--- begin Input records ---

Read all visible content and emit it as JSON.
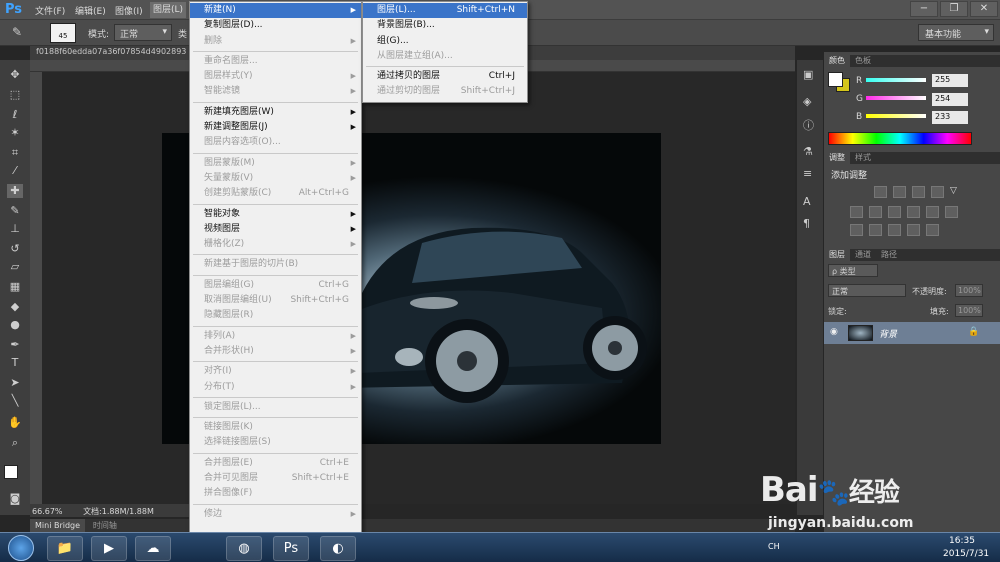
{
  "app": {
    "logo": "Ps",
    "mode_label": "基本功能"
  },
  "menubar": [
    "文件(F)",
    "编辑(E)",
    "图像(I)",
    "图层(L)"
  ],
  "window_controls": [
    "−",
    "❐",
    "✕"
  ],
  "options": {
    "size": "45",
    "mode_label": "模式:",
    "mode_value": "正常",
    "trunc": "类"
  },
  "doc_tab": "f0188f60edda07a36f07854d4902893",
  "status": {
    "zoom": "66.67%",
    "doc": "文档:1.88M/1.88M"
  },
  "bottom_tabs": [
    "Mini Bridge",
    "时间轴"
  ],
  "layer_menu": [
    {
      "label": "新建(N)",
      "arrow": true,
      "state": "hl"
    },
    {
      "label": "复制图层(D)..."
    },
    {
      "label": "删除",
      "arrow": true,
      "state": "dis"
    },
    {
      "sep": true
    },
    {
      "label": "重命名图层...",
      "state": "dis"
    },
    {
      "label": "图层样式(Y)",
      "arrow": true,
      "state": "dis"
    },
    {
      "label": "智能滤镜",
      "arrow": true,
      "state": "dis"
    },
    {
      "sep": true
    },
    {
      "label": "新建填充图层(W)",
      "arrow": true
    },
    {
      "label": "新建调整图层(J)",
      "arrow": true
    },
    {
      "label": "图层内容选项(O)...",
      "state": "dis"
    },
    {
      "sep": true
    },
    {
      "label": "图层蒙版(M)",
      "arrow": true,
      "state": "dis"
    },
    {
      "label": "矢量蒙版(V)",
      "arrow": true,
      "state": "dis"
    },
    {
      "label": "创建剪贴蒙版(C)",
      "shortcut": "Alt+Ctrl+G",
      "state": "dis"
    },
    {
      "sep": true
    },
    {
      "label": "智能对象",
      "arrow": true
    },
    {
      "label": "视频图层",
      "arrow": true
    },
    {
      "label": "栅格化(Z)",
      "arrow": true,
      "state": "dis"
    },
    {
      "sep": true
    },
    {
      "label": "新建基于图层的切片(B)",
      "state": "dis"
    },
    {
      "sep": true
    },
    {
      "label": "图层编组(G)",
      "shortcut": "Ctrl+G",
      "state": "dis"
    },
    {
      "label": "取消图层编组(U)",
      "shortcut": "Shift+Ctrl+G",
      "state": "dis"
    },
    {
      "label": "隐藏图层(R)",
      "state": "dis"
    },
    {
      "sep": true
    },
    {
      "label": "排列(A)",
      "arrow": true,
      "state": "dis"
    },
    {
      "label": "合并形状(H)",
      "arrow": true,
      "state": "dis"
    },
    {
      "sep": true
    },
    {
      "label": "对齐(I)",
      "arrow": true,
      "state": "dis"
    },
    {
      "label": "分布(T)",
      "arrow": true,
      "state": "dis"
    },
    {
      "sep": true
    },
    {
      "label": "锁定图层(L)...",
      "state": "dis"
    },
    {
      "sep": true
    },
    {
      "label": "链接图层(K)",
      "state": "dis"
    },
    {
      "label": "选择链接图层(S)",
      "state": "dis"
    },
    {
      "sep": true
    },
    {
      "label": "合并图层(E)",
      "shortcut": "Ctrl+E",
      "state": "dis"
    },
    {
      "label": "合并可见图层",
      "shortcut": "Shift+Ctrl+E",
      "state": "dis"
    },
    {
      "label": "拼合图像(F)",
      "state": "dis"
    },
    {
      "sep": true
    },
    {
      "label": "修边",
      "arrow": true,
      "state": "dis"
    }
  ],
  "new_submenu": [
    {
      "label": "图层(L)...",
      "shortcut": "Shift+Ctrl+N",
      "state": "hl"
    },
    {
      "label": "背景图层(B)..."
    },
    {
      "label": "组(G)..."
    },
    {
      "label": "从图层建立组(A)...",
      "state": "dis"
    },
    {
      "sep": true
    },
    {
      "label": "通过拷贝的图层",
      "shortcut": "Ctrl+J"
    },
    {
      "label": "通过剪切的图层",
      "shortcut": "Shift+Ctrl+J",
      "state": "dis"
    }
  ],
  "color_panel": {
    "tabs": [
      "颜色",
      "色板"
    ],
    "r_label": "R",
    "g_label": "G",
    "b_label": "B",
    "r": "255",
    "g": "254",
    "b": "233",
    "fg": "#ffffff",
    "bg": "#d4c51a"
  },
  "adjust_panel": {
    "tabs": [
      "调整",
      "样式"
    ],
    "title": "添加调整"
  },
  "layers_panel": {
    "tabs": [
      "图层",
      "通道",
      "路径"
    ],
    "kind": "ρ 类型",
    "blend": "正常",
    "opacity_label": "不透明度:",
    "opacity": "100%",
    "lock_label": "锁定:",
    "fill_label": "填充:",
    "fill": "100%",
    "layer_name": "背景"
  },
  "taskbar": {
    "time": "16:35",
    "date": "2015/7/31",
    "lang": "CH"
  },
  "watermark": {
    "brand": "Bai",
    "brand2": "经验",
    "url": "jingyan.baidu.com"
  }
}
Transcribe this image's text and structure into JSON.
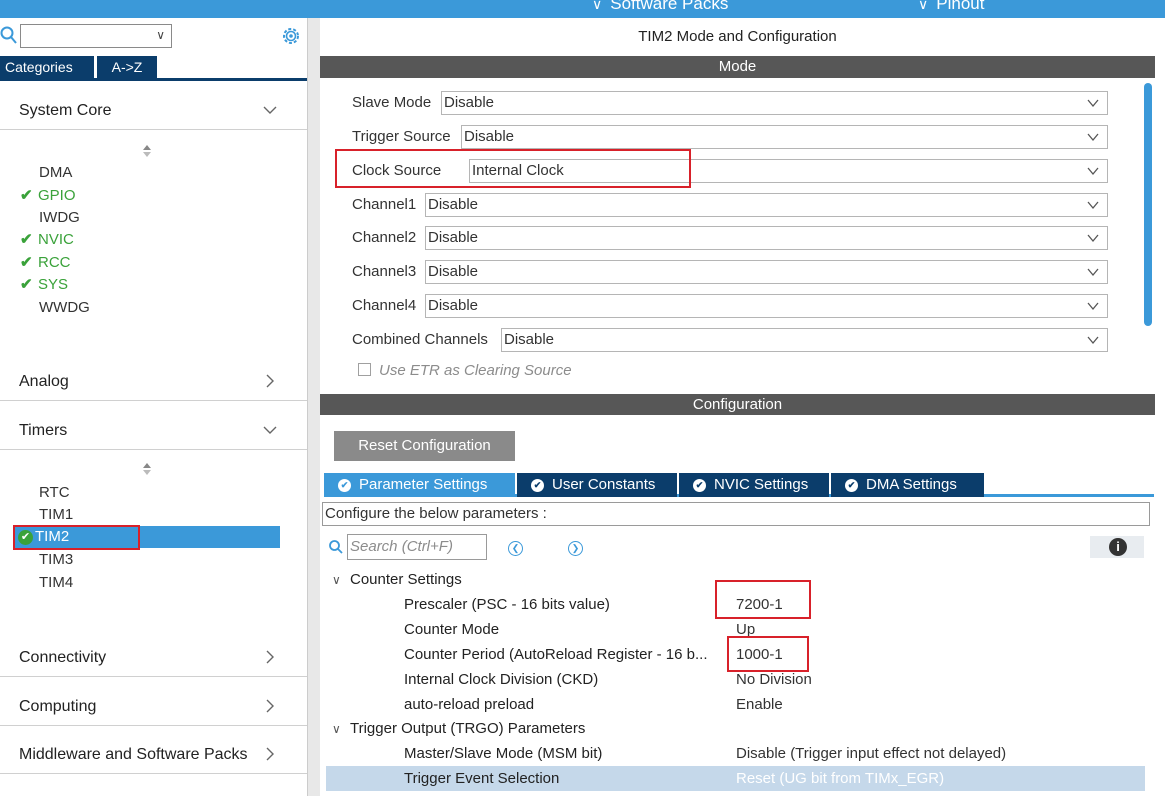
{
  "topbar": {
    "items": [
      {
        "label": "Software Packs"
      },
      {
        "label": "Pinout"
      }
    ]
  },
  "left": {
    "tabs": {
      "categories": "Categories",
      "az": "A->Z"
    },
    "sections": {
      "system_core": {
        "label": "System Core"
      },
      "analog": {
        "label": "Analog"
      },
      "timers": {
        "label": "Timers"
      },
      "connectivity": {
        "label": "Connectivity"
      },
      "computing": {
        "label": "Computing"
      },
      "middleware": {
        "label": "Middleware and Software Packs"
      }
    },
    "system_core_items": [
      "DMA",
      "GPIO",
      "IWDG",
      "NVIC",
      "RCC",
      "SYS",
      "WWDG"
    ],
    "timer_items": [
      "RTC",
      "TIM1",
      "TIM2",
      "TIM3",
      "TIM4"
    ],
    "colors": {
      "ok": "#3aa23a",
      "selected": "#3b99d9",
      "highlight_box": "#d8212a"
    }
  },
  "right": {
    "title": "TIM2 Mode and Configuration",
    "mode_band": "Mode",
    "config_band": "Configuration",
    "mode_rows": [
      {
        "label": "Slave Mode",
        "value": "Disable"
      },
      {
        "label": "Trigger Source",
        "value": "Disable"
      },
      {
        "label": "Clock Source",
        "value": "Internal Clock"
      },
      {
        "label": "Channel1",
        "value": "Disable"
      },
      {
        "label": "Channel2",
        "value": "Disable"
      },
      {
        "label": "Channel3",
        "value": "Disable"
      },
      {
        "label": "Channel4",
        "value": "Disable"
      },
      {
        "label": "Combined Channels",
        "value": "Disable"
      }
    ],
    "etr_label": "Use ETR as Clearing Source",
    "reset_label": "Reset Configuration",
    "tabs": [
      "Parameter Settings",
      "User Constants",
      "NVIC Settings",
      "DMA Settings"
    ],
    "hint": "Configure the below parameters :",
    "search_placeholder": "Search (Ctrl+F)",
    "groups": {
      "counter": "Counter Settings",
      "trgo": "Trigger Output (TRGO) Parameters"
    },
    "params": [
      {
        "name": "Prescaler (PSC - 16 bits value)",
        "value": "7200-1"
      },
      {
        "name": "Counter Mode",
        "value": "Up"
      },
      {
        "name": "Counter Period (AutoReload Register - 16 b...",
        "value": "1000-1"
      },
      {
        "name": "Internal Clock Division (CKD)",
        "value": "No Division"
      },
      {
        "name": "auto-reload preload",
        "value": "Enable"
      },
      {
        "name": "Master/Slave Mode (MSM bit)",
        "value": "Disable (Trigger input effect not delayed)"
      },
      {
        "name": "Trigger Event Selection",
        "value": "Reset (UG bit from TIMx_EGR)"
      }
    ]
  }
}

--- end Input records ---

Written instruction: Pull out each line of the listing that holds the string "JSON".

Correct answer:
Read all visible content and emit it as JSON.
Transcribe this image's text and structure into JSON.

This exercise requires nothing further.